Given instruction ::
With the pictures left out, return exactly the lines from the one containing "Parse this chart and return its data as JSON." through the end of the listing below.

_ _ _

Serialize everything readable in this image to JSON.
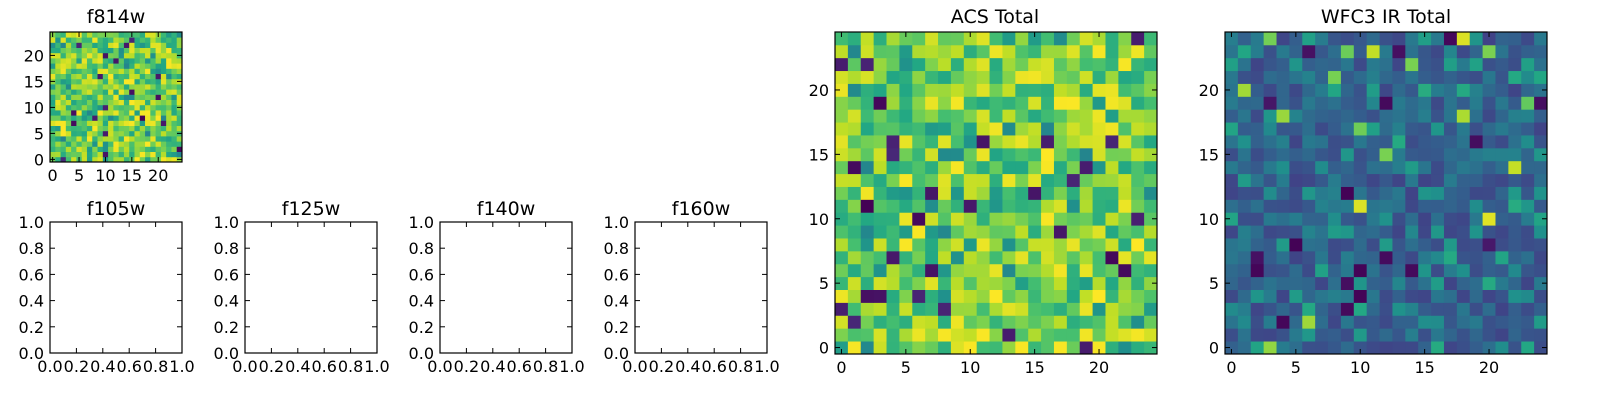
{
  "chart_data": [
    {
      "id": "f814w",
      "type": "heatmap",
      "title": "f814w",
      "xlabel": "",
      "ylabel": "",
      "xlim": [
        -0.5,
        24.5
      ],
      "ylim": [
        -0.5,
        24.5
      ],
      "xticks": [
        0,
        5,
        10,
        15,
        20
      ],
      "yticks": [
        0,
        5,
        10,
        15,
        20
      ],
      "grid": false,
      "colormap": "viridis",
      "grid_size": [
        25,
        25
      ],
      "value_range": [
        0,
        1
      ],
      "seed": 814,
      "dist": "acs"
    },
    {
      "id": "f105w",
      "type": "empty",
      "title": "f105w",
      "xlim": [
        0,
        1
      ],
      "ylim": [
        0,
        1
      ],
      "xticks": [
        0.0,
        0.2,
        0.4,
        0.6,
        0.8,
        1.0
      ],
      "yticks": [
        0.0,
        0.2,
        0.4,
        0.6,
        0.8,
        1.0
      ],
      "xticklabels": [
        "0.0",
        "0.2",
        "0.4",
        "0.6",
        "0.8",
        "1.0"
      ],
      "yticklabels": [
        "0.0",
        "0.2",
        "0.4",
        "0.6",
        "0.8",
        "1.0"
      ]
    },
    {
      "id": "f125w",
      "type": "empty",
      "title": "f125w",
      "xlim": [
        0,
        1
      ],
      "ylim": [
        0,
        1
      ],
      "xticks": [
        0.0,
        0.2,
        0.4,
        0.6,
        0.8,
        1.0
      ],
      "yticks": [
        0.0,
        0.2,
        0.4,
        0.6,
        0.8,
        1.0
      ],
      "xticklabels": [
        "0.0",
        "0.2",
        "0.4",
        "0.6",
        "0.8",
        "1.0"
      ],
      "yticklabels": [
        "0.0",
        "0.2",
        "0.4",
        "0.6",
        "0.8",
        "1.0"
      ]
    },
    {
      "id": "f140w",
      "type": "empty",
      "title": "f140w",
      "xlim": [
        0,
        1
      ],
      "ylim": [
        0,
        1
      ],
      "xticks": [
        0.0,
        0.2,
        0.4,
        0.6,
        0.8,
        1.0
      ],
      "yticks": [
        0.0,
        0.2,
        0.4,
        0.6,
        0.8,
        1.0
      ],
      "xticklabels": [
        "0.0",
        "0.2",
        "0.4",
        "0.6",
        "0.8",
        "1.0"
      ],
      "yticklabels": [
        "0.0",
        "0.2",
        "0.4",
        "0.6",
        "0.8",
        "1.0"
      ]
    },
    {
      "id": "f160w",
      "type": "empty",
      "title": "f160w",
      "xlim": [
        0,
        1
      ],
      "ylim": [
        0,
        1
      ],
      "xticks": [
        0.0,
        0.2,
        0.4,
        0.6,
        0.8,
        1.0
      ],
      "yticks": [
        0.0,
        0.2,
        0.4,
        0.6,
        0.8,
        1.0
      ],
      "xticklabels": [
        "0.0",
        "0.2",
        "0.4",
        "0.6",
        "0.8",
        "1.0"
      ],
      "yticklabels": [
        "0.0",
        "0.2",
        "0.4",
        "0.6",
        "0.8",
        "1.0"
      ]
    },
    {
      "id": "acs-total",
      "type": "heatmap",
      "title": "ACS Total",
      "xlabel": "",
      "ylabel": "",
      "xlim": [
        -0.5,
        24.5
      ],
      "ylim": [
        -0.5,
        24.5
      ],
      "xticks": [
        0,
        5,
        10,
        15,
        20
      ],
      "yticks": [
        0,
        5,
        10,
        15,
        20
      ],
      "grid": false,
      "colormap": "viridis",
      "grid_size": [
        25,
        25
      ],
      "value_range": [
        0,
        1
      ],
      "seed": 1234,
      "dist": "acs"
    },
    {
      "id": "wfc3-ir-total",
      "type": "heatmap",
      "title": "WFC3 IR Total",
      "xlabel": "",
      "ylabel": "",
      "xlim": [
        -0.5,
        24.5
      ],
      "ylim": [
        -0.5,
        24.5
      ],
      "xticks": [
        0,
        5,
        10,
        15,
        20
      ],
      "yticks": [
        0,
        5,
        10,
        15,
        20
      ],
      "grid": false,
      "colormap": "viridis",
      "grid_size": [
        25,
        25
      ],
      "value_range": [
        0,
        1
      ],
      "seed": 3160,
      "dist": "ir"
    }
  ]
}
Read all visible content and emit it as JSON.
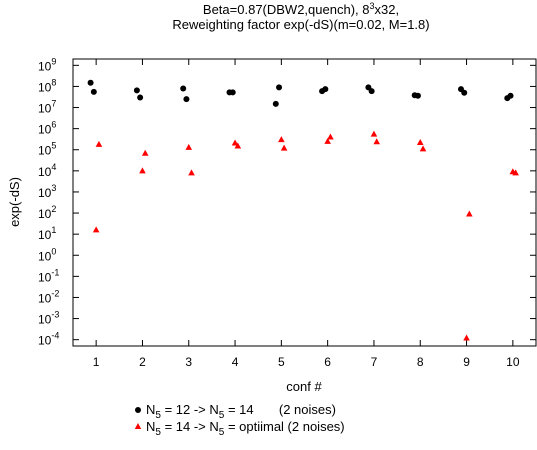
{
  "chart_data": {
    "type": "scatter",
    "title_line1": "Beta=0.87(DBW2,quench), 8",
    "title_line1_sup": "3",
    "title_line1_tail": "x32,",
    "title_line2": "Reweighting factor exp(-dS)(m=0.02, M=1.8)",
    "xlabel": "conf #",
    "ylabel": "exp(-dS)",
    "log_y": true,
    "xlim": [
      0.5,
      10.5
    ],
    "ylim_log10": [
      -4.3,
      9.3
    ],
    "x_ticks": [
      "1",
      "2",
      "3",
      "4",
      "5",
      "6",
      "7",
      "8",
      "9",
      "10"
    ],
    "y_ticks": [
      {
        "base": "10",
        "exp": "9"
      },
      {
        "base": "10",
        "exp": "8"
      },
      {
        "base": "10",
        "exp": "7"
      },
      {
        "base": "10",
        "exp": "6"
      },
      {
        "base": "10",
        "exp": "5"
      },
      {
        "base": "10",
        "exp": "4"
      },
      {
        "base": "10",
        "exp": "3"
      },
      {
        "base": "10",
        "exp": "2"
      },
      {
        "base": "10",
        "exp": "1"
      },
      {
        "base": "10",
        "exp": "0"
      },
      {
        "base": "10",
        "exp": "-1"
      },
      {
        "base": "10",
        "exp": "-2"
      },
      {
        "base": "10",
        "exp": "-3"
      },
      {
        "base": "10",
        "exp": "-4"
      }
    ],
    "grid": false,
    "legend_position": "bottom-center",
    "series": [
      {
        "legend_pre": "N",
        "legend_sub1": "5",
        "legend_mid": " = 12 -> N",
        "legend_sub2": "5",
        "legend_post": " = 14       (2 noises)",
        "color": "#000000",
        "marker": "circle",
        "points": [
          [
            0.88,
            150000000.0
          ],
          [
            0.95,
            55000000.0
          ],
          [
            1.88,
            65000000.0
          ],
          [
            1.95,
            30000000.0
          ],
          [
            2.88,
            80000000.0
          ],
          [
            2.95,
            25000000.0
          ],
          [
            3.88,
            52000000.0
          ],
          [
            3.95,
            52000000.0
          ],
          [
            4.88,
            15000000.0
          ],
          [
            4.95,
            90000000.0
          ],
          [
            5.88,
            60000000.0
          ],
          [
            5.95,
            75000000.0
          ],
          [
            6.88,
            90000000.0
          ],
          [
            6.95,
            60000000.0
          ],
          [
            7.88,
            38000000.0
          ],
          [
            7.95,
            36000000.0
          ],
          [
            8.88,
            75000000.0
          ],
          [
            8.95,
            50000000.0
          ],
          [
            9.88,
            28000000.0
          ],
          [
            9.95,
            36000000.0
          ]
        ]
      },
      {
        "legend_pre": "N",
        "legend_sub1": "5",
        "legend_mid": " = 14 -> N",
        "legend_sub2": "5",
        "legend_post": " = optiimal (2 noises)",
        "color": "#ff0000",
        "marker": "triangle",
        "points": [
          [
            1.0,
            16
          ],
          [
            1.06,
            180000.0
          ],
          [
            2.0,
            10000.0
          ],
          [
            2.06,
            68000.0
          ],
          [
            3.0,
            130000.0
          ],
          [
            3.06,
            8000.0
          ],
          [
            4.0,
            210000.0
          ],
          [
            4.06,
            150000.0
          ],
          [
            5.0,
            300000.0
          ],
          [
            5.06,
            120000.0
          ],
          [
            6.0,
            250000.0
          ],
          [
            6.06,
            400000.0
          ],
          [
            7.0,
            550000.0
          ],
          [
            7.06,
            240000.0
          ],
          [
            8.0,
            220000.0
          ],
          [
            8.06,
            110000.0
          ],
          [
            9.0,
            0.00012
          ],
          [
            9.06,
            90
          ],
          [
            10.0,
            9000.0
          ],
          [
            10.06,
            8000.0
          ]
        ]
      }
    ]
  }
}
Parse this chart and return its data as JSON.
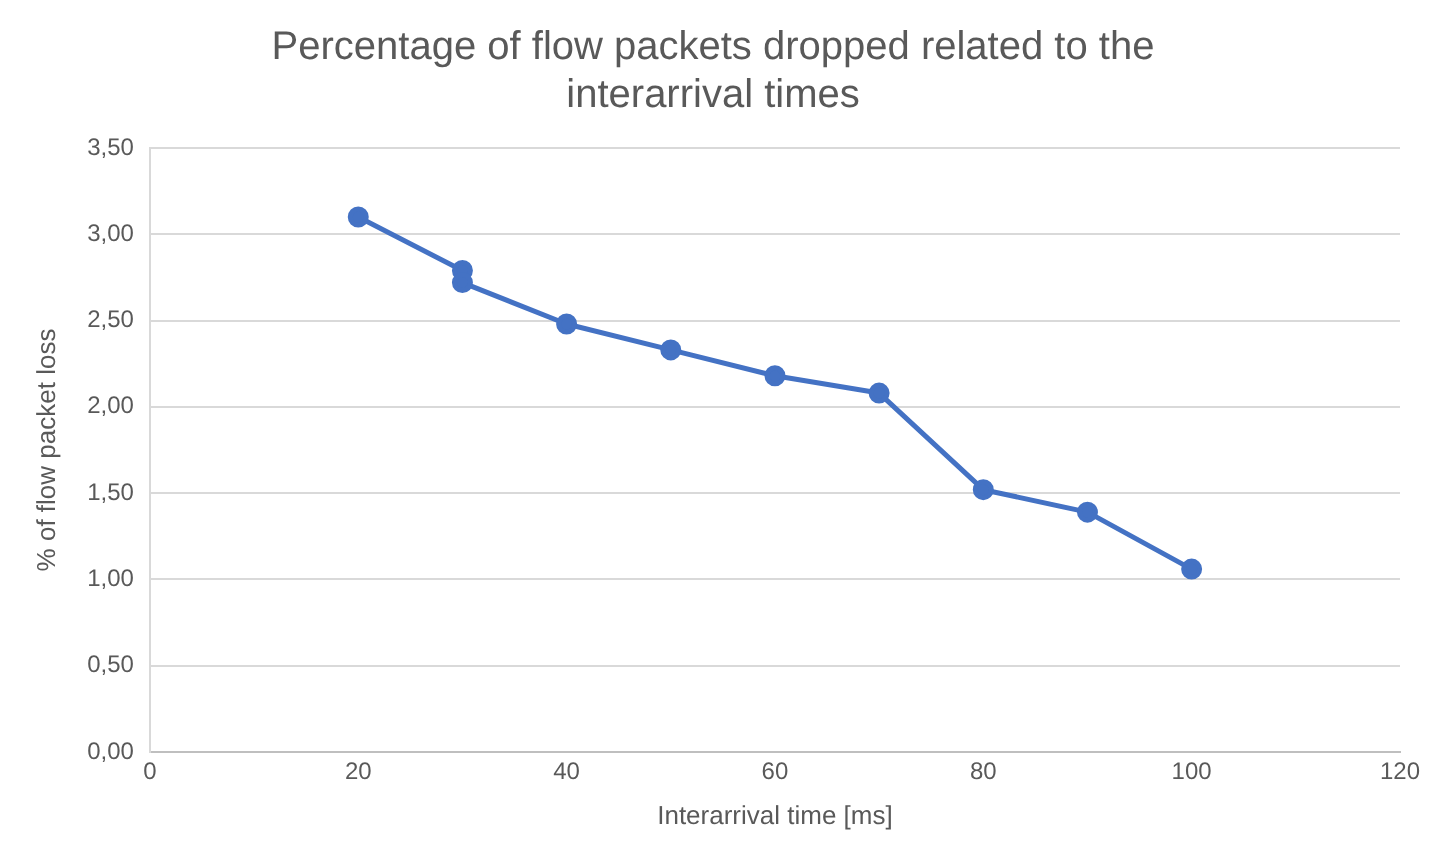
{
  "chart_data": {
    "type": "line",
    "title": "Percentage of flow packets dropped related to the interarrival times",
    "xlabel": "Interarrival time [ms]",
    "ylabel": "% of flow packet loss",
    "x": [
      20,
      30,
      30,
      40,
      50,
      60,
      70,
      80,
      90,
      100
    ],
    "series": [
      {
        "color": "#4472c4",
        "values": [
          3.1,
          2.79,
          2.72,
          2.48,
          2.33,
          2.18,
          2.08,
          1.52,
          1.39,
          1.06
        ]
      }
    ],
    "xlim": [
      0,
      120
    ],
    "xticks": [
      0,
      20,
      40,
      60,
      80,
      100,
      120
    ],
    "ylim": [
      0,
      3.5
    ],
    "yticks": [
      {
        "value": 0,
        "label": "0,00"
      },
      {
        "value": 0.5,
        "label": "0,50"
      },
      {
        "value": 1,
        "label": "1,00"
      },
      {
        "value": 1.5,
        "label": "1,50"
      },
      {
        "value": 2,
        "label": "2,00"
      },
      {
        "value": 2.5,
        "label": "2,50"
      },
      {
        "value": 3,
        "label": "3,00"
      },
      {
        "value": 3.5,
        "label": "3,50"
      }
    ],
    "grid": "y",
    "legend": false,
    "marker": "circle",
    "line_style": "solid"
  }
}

_ _ _

Result of the exercise ::
Parse this chart and return its data as JSON.
{
  "chart_data": {
    "type": "line",
    "title": "Percentage of flow packets dropped related to the interarrival times",
    "xlabel": "Interarrival time [ms]",
    "ylabel": "% of flow packet loss",
    "x": [
      20,
      30,
      30,
      40,
      50,
      60,
      70,
      80,
      90,
      100
    ],
    "series": [
      {
        "color": "#4472c4",
        "values": [
          3.1,
          2.79,
          2.72,
          2.48,
          2.33,
          2.18,
          2.08,
          1.52,
          1.39,
          1.06
        ]
      }
    ],
    "xlim": [
      0,
      120
    ],
    "xticks": [
      0,
      20,
      40,
      60,
      80,
      100,
      120
    ],
    "ylim": [
      0,
      3.5
    ],
    "yticks": [
      {
        "value": 0,
        "label": "0,00"
      },
      {
        "value": 0.5,
        "label": "0,50"
      },
      {
        "value": 1,
        "label": "1,00"
      },
      {
        "value": 1.5,
        "label": "1,50"
      },
      {
        "value": 2,
        "label": "2,00"
      },
      {
        "value": 2.5,
        "label": "2,50"
      },
      {
        "value": 3,
        "label": "3,00"
      },
      {
        "value": 3.5,
        "label": "3,50"
      }
    ],
    "grid": "y",
    "legend": false,
    "marker": "circle",
    "line_style": "solid"
  }
}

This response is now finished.